= TASK INSTRUCTIONS =
Without including any pictures, copy each entry below exactly.

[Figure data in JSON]

──────────────────────────────

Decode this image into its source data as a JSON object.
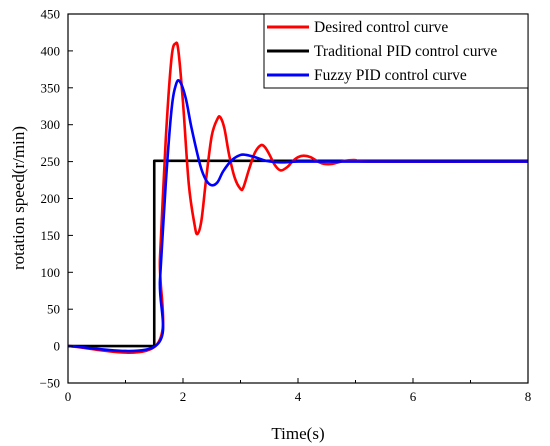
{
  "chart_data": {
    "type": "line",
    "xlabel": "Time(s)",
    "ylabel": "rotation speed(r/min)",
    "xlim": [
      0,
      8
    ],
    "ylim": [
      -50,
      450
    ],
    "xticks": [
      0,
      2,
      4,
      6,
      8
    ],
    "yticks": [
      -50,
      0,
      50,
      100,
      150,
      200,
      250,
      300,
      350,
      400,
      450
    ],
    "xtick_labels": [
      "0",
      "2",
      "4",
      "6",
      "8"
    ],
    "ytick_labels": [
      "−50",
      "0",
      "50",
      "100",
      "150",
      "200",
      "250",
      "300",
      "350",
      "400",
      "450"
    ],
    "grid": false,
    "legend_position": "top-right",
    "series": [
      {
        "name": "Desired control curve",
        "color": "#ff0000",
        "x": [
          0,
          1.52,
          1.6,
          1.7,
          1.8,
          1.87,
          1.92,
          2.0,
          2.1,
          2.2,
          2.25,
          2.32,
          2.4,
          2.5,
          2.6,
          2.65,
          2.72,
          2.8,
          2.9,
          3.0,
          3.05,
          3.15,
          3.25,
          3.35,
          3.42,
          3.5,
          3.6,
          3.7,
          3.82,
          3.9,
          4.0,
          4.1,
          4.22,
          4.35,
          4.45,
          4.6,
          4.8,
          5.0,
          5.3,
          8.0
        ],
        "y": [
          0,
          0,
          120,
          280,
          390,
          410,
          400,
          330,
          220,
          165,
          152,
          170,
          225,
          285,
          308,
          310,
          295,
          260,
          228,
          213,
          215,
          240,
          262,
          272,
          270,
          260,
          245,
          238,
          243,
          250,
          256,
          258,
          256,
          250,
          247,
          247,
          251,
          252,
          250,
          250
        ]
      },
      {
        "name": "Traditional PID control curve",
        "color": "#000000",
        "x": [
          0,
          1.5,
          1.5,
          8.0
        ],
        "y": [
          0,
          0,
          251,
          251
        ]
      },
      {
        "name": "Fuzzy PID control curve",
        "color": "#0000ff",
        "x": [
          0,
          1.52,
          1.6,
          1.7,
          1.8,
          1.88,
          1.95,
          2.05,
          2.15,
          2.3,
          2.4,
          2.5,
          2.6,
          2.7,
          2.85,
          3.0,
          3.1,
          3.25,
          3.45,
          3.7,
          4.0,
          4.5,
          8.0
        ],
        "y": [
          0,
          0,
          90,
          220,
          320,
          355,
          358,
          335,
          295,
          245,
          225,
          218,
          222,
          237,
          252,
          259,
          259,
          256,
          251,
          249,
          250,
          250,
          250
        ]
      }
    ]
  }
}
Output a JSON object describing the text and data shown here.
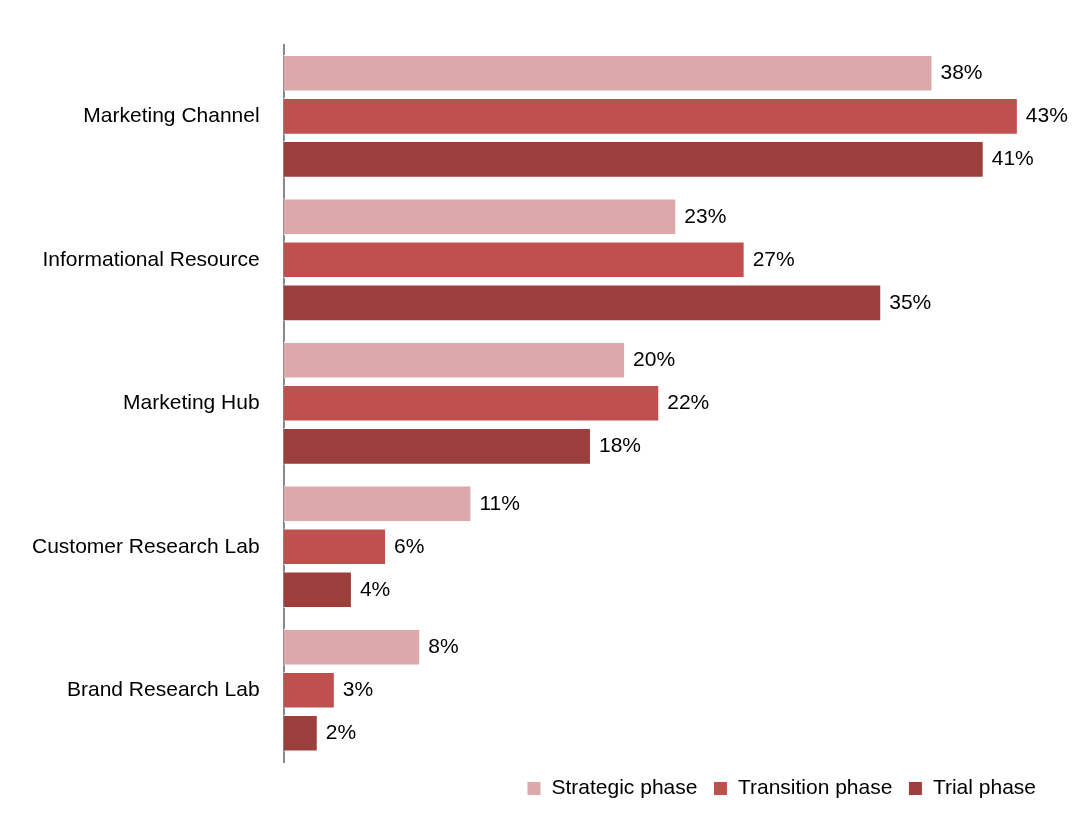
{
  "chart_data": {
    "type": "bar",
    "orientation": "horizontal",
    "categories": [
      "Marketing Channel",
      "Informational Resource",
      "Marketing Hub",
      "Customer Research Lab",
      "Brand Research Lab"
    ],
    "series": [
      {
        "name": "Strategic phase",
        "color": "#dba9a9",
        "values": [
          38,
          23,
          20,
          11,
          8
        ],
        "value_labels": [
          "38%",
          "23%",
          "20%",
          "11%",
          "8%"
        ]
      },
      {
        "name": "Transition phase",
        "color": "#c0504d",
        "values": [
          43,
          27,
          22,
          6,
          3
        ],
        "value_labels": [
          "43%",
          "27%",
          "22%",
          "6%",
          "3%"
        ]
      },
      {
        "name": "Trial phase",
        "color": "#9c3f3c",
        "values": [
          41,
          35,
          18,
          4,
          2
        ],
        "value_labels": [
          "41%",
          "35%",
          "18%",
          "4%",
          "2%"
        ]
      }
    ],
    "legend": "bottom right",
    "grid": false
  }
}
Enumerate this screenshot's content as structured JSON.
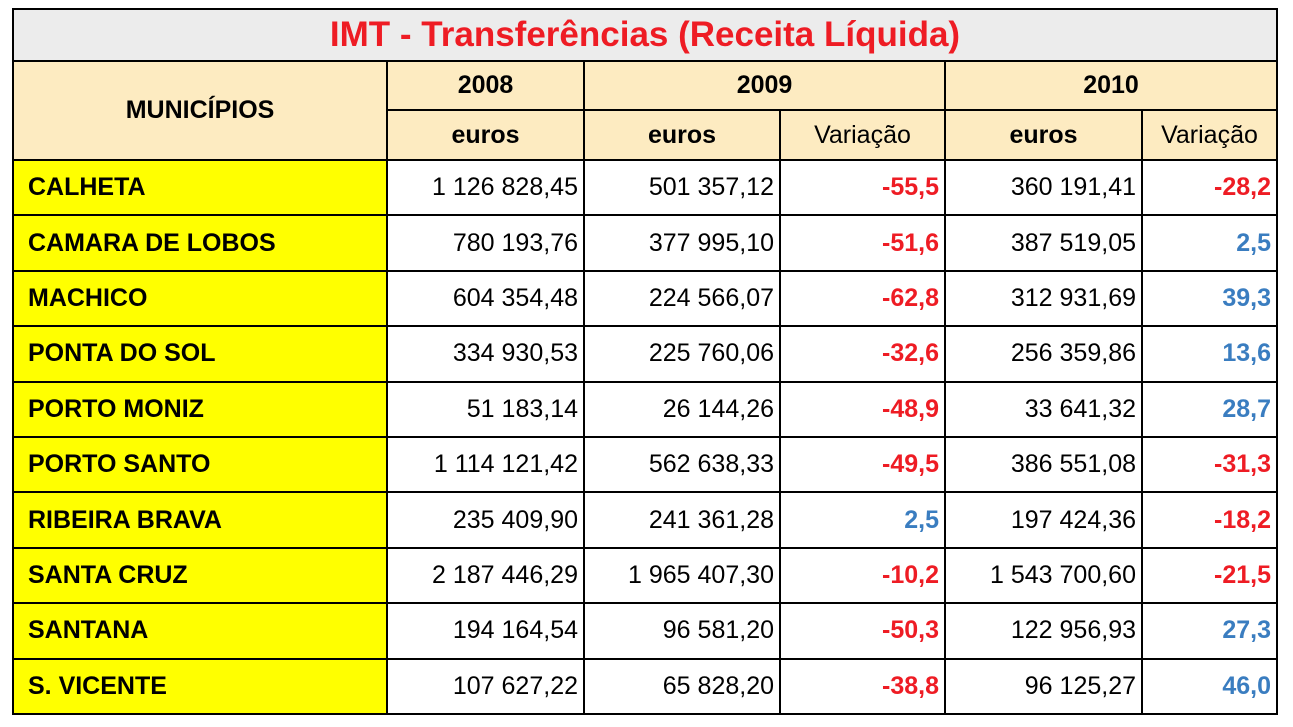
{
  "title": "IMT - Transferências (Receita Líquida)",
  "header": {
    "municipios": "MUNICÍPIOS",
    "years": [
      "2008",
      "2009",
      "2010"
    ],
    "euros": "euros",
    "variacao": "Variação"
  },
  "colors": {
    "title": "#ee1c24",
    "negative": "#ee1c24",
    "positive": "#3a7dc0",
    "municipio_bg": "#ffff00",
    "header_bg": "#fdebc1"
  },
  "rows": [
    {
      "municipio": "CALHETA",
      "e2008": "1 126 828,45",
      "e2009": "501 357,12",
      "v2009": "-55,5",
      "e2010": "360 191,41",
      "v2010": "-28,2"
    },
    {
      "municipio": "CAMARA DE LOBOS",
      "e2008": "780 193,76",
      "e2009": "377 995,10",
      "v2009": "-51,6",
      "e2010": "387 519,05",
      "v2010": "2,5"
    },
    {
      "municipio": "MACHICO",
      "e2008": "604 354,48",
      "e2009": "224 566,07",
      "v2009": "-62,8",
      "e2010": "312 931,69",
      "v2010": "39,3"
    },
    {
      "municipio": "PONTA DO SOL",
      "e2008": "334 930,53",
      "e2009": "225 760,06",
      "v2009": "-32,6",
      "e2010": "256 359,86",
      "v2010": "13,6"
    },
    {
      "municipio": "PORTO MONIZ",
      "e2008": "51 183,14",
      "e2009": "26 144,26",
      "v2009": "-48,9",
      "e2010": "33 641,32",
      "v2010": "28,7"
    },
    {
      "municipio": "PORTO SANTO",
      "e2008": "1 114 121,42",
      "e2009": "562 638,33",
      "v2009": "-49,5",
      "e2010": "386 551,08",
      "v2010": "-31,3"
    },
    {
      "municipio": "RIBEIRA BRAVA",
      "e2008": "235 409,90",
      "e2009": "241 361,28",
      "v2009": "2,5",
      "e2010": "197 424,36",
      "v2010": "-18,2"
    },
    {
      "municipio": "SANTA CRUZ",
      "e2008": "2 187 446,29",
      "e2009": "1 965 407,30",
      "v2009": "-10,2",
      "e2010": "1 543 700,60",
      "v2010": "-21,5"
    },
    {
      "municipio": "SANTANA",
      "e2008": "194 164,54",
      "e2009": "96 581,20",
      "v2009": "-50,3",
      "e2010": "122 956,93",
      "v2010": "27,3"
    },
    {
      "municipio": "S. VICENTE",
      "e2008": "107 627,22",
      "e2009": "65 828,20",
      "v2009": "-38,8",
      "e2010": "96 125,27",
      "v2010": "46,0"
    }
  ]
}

──────────────────────────────

= WRITTEN RESPONSE =
Decode this image into its source data as a JSON object.
{
  "chart_data": {
    "type": "line",
    "xlabel": "Time(s)",
    "ylabel": "rotation speed(r/min)",
    "xlim": [
      0,
      8
    ],
    "ylim": [
      -50,
      450
    ],
    "xticks": [
      0,
      2,
      4,
      6,
      8
    ],
    "yticks": [
      -50,
      0,
      50,
      100,
      150,
      200,
      250,
      300,
      350,
      400,
      450
    ],
    "xtick_labels": [
      "0",
      "2",
      "4",
      "6",
      "8"
    ],
    "ytick_labels": [
      "−50",
      "0",
      "50",
      "100",
      "150",
      "200",
      "250",
      "300",
      "350",
      "400",
      "450"
    ],
    "grid": false,
    "legend_position": "top-right",
    "series": [
      {
        "name": "Desired control curve",
        "color": "#ff0000",
        "x": [
          0,
          1.52,
          1.6,
          1.7,
          1.8,
          1.87,
          1.92,
          2.0,
          2.1,
          2.2,
          2.25,
          2.32,
          2.4,
          2.5,
          2.6,
          2.65,
          2.72,
          2.8,
          2.9,
          3.0,
          3.05,
          3.15,
          3.25,
          3.35,
          3.42,
          3.5,
          3.6,
          3.7,
          3.82,
          3.9,
          4.0,
          4.1,
          4.22,
          4.35,
          4.45,
          4.6,
          4.8,
          5.0,
          5.3,
          8.0
        ],
        "y": [
          0,
          0,
          120,
          280,
          390,
          410,
          400,
          330,
          220,
          165,
          152,
          170,
          225,
          285,
          308,
          310,
          295,
          260,
          228,
          213,
          215,
          240,
          262,
          272,
          270,
          260,
          245,
          238,
          243,
          250,
          256,
          258,
          256,
          250,
          247,
          247,
          251,
          252,
          250,
          250
        ]
      },
      {
        "name": "Traditional PID control curve",
        "color": "#000000",
        "x": [
          0,
          1.5,
          1.5,
          8.0
        ],
        "y": [
          0,
          0,
          251,
          251
        ]
      },
      {
        "name": "Fuzzy PID control curve",
        "color": "#0000ff",
        "x": [
          0,
          1.52,
          1.6,
          1.7,
          1.8,
          1.88,
          1.95,
          2.05,
          2.15,
          2.3,
          2.4,
          2.5,
          2.6,
          2.7,
          2.85,
          3.0,
          3.1,
          3.25,
          3.45,
          3.7,
          4.0,
          4.5,
          8.0
        ],
        "y": [
          0,
          0,
          90,
          220,
          320,
          355,
          358,
          335,
          295,
          245,
          225,
          218,
          222,
          237,
          252,
          259,
          259,
          256,
          251,
          249,
          250,
          250,
          250
        ]
      }
    ]
  }
}
Output a JSON object describing the text and data shown here.
{
  "chart_data": {
    "type": "bar",
    "orientation": "horizontal",
    "categories": [
      "Marketing Channel",
      "Informational Resource",
      "Marketing Hub",
      "Customer Research Lab",
      "Brand Research Lab"
    ],
    "series": [
      {
        "name": "Strategic phase",
        "color": "#dba9a9",
        "values": [
          38,
          23,
          20,
          11,
          8
        ],
        "value_labels": [
          "38%",
          "23%",
          "20%",
          "11%",
          "8%"
        ]
      },
      {
        "name": "Transition phase",
        "color": "#c0504d",
        "values": [
          43,
          27,
          22,
          6,
          3
        ],
        "value_labels": [
          "43%",
          "27%",
          "22%",
          "6%",
          "3%"
        ]
      },
      {
        "name": "Trial phase",
        "color": "#9c3f3c",
        "values": [
          41,
          35,
          18,
          4,
          2
        ],
        "value_labels": [
          "41%",
          "35%",
          "18%",
          "4%",
          "2%"
        ]
      }
    ],
    "legend": "bottom right",
    "grid": false
  }
}
Enumerate this screenshot's content as structured JSON.
{
  "title": "IMT - Transferências (Receita Líquida)",
  "header": {
    "municipios": "MUNICÍPIOS",
    "years": [
      "2008",
      "2009",
      "2010"
    ],
    "euros": "euros",
    "variacao": "Variação"
  },
  "colors": {
    "title": "#ee1c24",
    "negative": "#ee1c24",
    "positive": "#3a7dc0",
    "municipio_bg": "#ffff00",
    "header_bg": "#fdebc1"
  },
  "rows": [
    {
      "municipio": "CALHETA",
      "e2008": "1 126 828,45",
      "e2009": "501 357,12",
      "v2009": "-55,5",
      "e2010": "360 191,41",
      "v2010": "-28,2"
    },
    {
      "municipio": "CAMARA DE LOBOS",
      "e2008": "780 193,76",
      "e2009": "377 995,10",
      "v2009": "-51,6",
      "e2010": "387 519,05",
      "v2010": "2,5"
    },
    {
      "municipio": "MACHICO",
      "e2008": "604 354,48",
      "e2009": "224 566,07",
      "v2009": "-62,8",
      "e2010": "312 931,69",
      "v2010": "39,3"
    },
    {
      "municipio": "PONTA DO SOL",
      "e2008": "334 930,53",
      "e2009": "225 760,06",
      "v2009": "-32,6",
      "e2010": "256 359,86",
      "v2010": "13,6"
    },
    {
      "municipio": "PORTO MONIZ",
      "e2008": "51 183,14",
      "e2009": "26 144,26",
      "v2009": "-48,9",
      "e2010": "33 641,32",
      "v2010": "28,7"
    },
    {
      "municipio": "PORTO SANTO",
      "e2008": "1 114 121,42",
      "e2009": "562 638,33",
      "v2009": "-49,5",
      "e2010": "386 551,08",
      "v2010": "-31,3"
    },
    {
      "municipio": "RIBEIRA BRAVA",
      "e2008": "235 409,90",
      "e2009": "241 361,28",
      "v2009": "2,5",
      "e2010": "197 424,36",
      "v2010": "-18,2"
    },
    {
      "municipio": "SANTA CRUZ",
      "e2008": "2 187 446,29",
      "e2009": "1 965 407,30",
      "v2009": "-10,2",
      "e2010": "1 543 700,60",
      "v2010": "-21,5"
    },
    {
      "municipio": "SANTANA",
      "e2008": "194 164,54",
      "e2009": "96 581,20",
      "v2009": "-50,3",
      "e2010": "122 956,93",
      "v2010": "27,3"
    },
    {
      "municipio": "S. VICENTE",
      "e2008": "107 627,22",
      "e2009": "65 828,20",
      "v2009": "-38,8",
      "e2010": "96 125,27",
      "v2010": "46,0"
    }
  ]
}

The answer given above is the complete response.